Saved entries:
┏━━
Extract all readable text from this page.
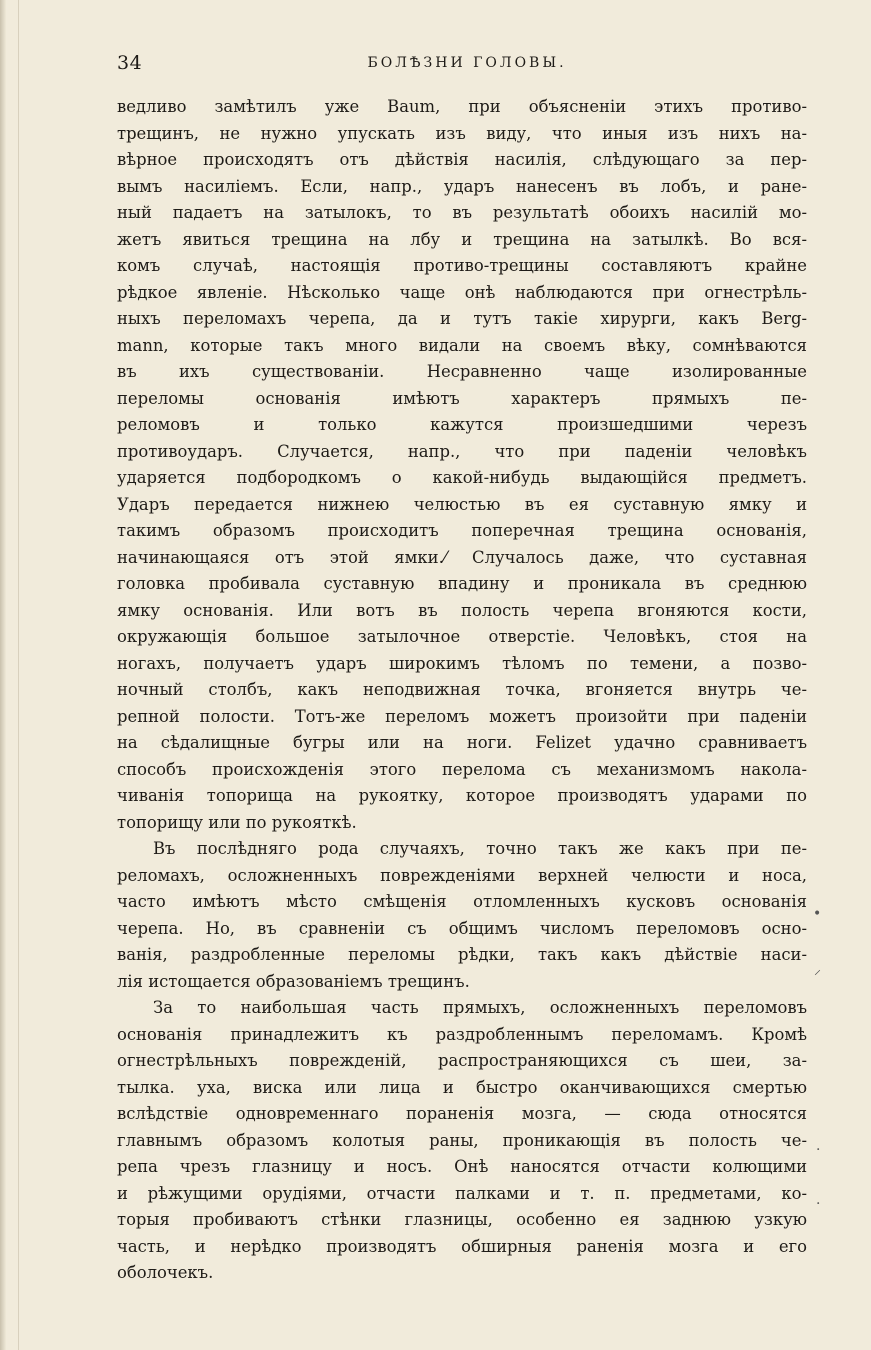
34	БОЛѢЗНИ ГОЛОВЫ.
ведливо замѣтилъ уже Baum, при объясненіи этихъ противо-
трещинъ, не нужно упускать изъ виду, что иныя изъ нихъ на-
вѣрное происходятъ отъ дѣйствія насилія, слѣдующаго за пер-
вымъ насиліемъ. Если, напр., ударъ нанесенъ въ лобъ, и ране-
ный падаетъ на затылокъ, то въ результатѣ обоихъ насилій мо-
жетъ явиться трещина на лбу и трещина на затылкѣ. Во вся-
комъ случаѣ, настоящія противо-трещины составляютъ крайне
рѣдкое явленіе. Нѣсколько чаще онѣ наблюдаются при огнестрѣль-
ныхъ переломахъ черепа, да и тутъ такіе хирурги, какъ Berg-
mann, которые такъ много видали на своемъ вѣку, сомнѣваются
въ ихъ существованіи. Несравненно чаще изолированные
переломы основанія имѣютъ характеръ прямыхъ пе-
реломовъ и только кажутся произшедшими черезъ
противоударъ. Случается, напр., что при паденіи человѣкъ
ударяется подбородкомъ о какой-нибудь выдающійся предметъ.
Ударъ передается нижнею челюстью въ ея суставную ямку и
такимъ образомъ происходитъ поперечная трещина основанія,
начинающаяся отъ этой ямки.⁄ Случалось даже, что суставная
головка пробивала суставную впадину и проникала въ среднюю
ямку основанія. Или вотъ въ полость черепа вгоняются кости,
окружающія большое затылочное отверстіе. Человѣкъ, стоя на
ногахъ, получаетъ ударъ широкимъ тѣломъ по темени, а позво-
ночный столбъ, какъ неподвижная точка, вгоняется внутрь че-
репной полости. Тотъ-же переломъ можетъ произойти при паденіи
на сѣдалищные бугры или на ноги. Felizet удачно сравниваетъ
способъ происхожденія этого перелома съ механизмомъ накола-
чиванія топорища на рукоятку, которое производятъ ударами по
топорищу или по рукояткѣ.
Въ послѣдняго рода случаяхъ, точно такъ же какъ при пе-
реломахъ, осложненныхъ поврежденіями верхней челюсти и носа,
часто имѣютъ мѣсто смѣщенія отломленныхъ кусковъ основанія
черепа. Но, въ сравненіи съ общимъ числомъ переломовъ осно-
ванія, раздробленные переломы рѣдки, такъ какъ дѣйствіе наси-
лія истощается образованіемъ трещинъ.
За то наибольшая часть прямыхъ, осложненныхъ переломовъ
основанія принадлежитъ къ раздробленнымъ переломамъ. Кромѣ
огнестрѣльныхъ поврежденій, распространяющихся съ шеи, за-
тылка. уха, виска или лица и быстро оканчивающихся смертью
вслѣдствіе одновременнаго пораненія мозга, — сюда относятся
главнымъ образомъ колотыя раны, проникающія въ полость че-
репа чрезъ глазницу и носъ. Онѣ наносятся отчасти колющими
и рѣжущими орудіями, отчасти палками и т. п. предметами, ко-
торыя пробиваютъ стѣнки глазницы, особенно ея заднюю узкую
часть, и нерѣдко производятъ обширныя раненія мозга и его
оболочекъ.
•
⸝
·
·
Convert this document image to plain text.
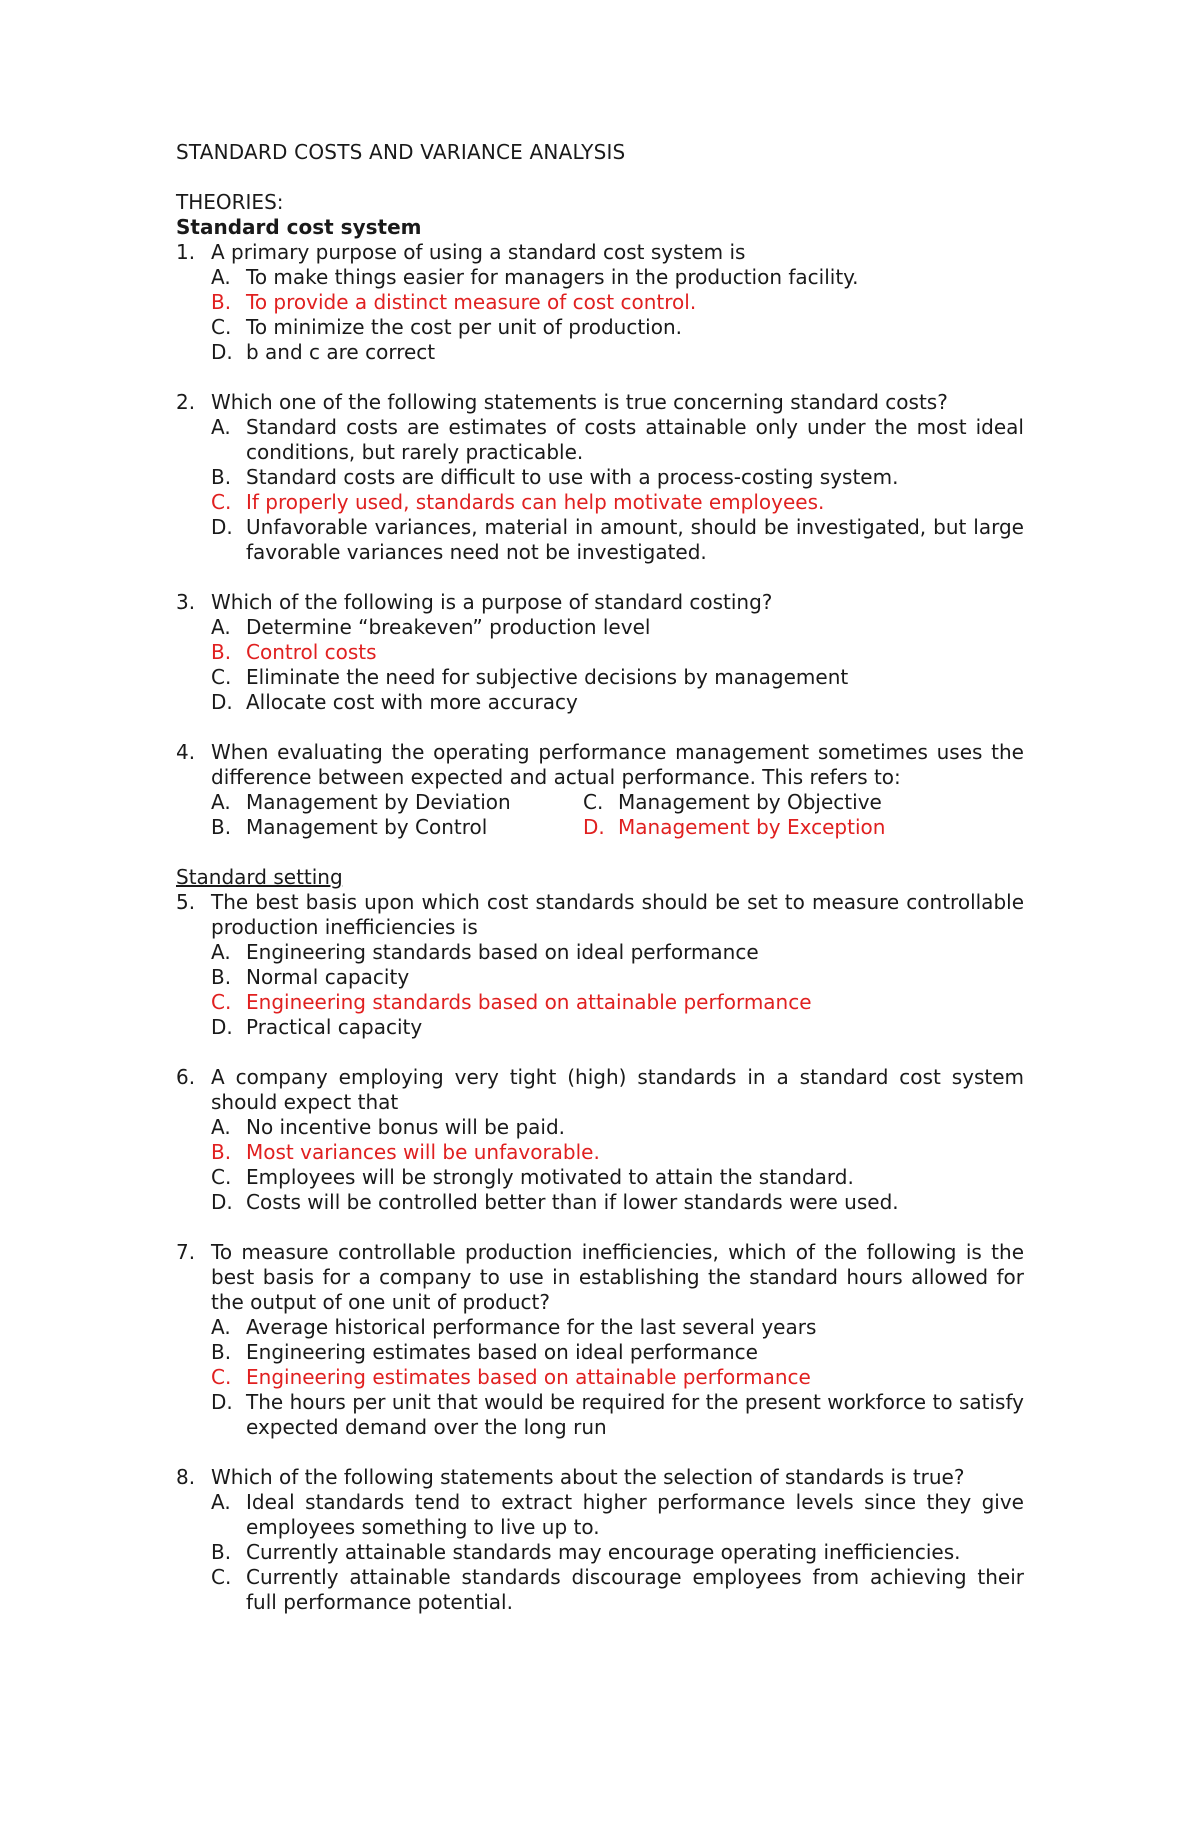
STANDARD COSTS AND VARIANCE ANALYSIS

THEORIES:

Standard cost system

1. A primary purpose of using a standard cost system is
A. To make things easier for managers in the production facility.
B. To provide a distinct measure of cost control.
C. To minimize the cost per unit of production.
D. b and c are correct
2. Which one of the following statements is true concerning standard costs?
A. Standard costs are estimates of costs attainable only under the most ideal conditions, but rarely practicable.
B. Standard costs are difficult to use with a process-costing system.
C. If properly used, standards can help motivate employees.
D. Unfavorable variances, material in amount, should be investigated, but large favorable variances need not be investigated.
3. Which of the following is a purpose of standard costing?
A. Determine “breakeven” production level
B. Control costs
C. Eliminate the need for subjective decisions by management
D. Allocate cost with more accuracy
4. When evaluating the operating performance management sometimes uses the difference between expected and actual performance. This refers to:
A. Management by Deviation	C. Management by Objective
B. Management by Control	D. Management by Exception

Standard setting

5. The best basis upon which cost standards should be set to measure controllable production inefficiencies is
A. Engineering standards based on ideal performance
B. Normal capacity
C. Engineering standards based on attainable performance
D. Practical capacity
6. A company employing very tight (high) standards in a standard cost system should expect that
A. No incentive bonus will be paid.
B. Most variances will be unfavorable.
C. Employees will be strongly motivated to attain the standard.
D. Costs will be controlled better than if lower standards were used.
7. To measure controllable production inefficiencies, which of the following is the best basis for a company to use in establishing the standard hours allowed for the output of one unit of product?
A. Average historical performance for the last several years
B. Engineering estimates based on ideal performance
C. Engineering estimates based on attainable performance
D. The hours per unit that would be required for the present workforce to satisfy expected demand over the long run
8. Which of the following statements about the selection of standards is true?
A. Ideal standards tend to extract higher performance levels since they give employees something to live up to.
B. Currently attainable standards may encourage operating inefficiencies.
C. Currently attainable standards discourage employees from achieving their full performance potential.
┗━━
> Aim:
The required output is the number of lines containing the word "controllable", and nothing besides.

> Completed exercise:
2